── Exercise inputs ──
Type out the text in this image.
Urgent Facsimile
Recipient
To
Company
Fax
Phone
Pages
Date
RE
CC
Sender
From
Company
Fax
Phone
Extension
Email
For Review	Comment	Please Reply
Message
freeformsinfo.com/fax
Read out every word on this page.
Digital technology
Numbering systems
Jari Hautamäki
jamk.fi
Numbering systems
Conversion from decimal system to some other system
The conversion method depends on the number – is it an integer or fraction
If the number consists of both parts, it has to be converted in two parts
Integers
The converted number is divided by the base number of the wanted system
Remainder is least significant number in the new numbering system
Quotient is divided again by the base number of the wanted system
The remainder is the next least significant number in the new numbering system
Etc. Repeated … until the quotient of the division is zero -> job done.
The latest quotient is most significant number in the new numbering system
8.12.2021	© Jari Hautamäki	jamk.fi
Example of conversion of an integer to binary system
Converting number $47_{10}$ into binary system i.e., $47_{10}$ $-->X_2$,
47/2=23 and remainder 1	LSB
───
── Exercise inputs ──
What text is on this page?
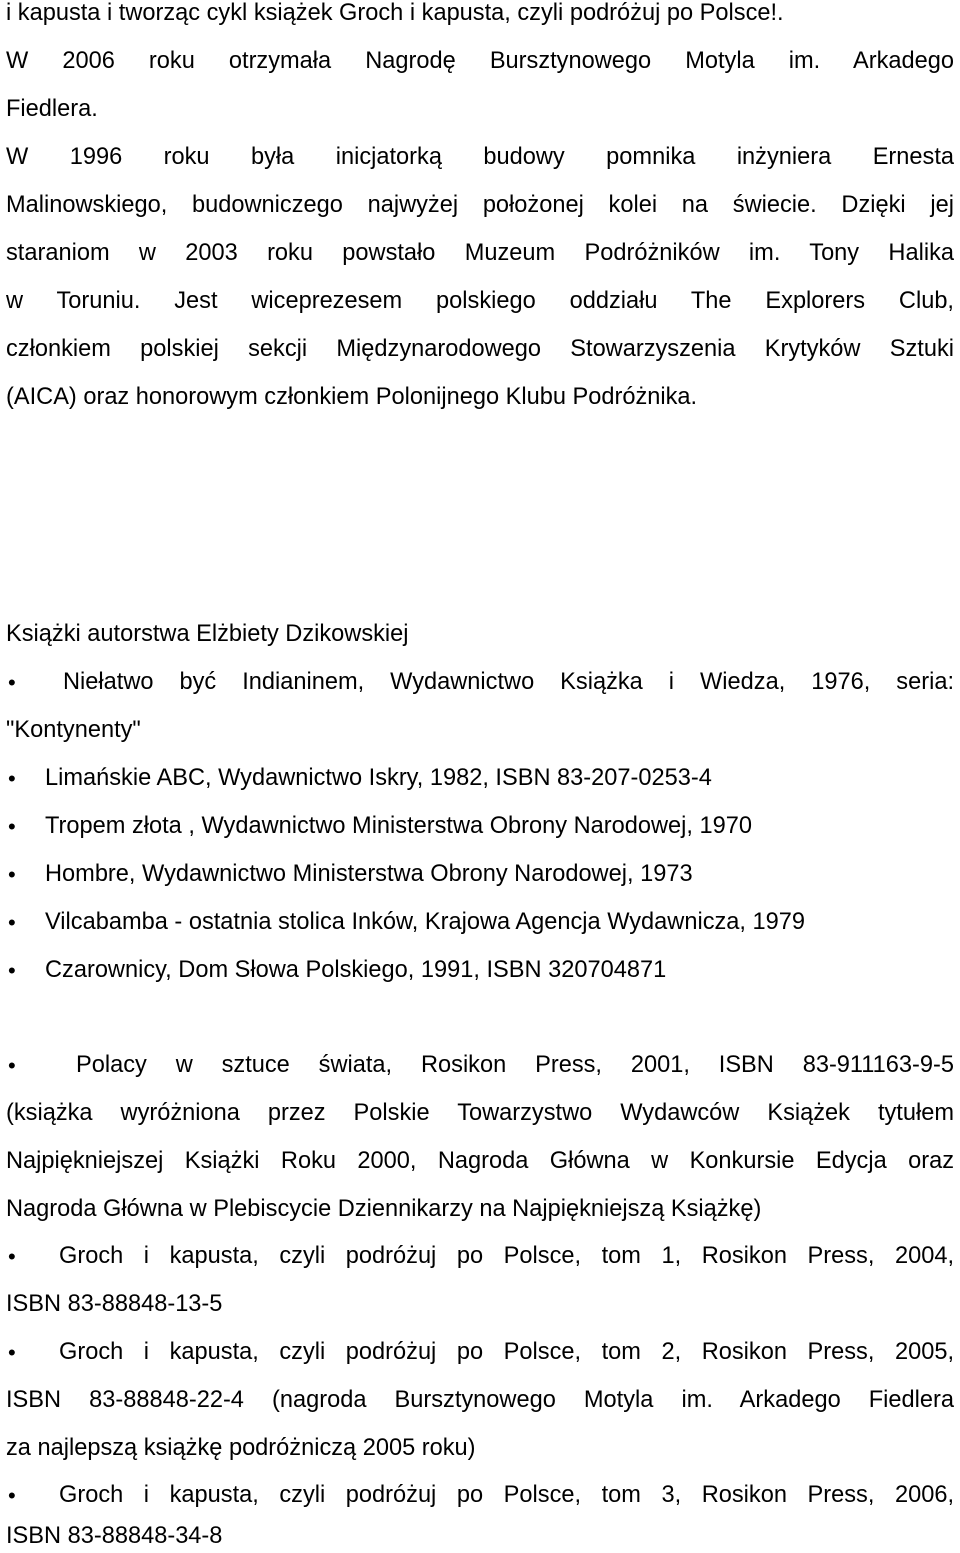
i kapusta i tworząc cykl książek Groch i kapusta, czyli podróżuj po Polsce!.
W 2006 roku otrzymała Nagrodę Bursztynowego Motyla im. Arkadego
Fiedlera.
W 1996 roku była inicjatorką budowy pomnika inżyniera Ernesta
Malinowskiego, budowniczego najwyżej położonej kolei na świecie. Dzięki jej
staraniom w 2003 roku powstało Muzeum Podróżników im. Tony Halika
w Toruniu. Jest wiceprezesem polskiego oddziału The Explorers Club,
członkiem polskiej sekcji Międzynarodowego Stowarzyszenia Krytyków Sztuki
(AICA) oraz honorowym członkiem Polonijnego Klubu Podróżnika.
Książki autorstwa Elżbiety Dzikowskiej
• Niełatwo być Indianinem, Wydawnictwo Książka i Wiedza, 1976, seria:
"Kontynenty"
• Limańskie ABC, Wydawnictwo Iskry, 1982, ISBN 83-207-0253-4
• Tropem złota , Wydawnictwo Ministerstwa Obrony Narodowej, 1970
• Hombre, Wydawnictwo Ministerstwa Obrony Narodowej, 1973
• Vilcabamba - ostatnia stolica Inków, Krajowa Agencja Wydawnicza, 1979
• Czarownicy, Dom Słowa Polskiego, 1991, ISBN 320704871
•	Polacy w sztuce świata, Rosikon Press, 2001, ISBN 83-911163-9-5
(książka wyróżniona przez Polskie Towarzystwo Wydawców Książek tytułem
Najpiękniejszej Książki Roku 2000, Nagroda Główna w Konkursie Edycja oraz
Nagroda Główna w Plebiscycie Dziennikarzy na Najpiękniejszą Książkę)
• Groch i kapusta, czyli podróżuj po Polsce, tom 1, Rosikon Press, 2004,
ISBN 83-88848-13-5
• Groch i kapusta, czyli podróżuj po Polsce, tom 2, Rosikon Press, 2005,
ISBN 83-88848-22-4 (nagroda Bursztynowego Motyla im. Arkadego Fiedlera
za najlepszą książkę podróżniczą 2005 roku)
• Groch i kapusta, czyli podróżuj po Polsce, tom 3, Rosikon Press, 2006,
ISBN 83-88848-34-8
───
* **Given problem**
Going through the lines above one by one, tally those with the word "Polsce" and give only the total.

* **The solution**
4